-- Start of Listed entries --
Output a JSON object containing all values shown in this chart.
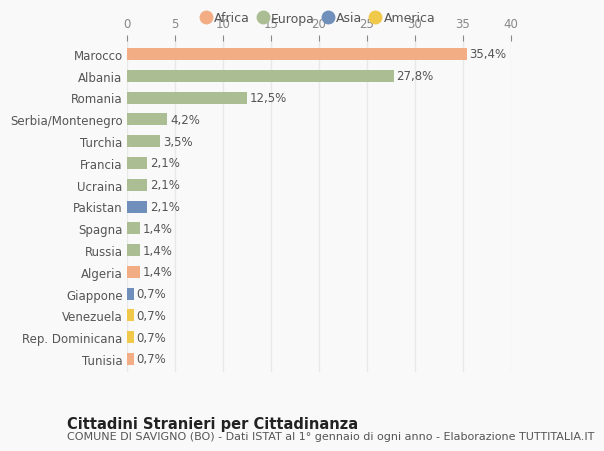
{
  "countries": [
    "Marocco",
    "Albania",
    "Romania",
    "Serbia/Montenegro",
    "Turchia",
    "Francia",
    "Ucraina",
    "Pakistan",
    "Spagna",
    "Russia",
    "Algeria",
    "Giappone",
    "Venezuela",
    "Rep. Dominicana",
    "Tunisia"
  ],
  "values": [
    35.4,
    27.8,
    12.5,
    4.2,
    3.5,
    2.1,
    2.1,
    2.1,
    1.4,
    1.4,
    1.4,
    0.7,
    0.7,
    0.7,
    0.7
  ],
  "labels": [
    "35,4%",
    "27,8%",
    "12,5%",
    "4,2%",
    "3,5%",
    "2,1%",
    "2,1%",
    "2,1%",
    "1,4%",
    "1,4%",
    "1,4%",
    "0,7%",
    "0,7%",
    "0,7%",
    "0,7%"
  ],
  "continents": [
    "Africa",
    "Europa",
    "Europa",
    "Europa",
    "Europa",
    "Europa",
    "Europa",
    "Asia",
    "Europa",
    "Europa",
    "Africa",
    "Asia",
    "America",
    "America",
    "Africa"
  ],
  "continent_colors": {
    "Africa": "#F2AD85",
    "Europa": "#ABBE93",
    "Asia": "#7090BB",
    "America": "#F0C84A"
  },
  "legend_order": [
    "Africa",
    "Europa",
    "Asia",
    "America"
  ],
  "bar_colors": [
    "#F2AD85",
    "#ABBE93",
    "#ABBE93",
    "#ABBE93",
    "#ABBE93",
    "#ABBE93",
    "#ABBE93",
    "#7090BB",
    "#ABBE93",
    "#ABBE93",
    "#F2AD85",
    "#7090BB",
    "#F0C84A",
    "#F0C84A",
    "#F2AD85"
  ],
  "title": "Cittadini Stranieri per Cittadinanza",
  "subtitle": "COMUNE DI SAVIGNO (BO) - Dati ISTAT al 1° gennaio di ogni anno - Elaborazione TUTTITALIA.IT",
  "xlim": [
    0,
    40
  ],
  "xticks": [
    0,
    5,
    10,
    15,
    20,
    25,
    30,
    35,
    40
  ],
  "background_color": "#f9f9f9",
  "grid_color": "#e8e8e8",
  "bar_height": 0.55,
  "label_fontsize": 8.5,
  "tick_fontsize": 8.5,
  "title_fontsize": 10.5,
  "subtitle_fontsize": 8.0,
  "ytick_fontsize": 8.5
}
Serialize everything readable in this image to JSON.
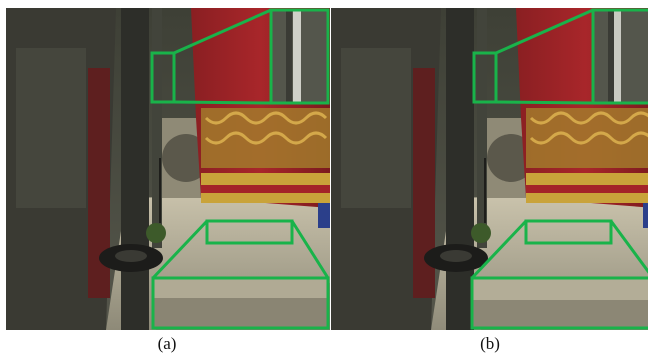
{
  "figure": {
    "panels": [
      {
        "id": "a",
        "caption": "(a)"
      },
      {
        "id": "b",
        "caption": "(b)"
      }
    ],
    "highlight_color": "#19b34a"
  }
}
-- End of Listed entries --
▸ What to work on: Look through the lines above and collect those with the word "JSON".

▸ Finished exercise:
Output a JSON object containing all values shown in this chart.
Serialize everything readable in this image to JSON.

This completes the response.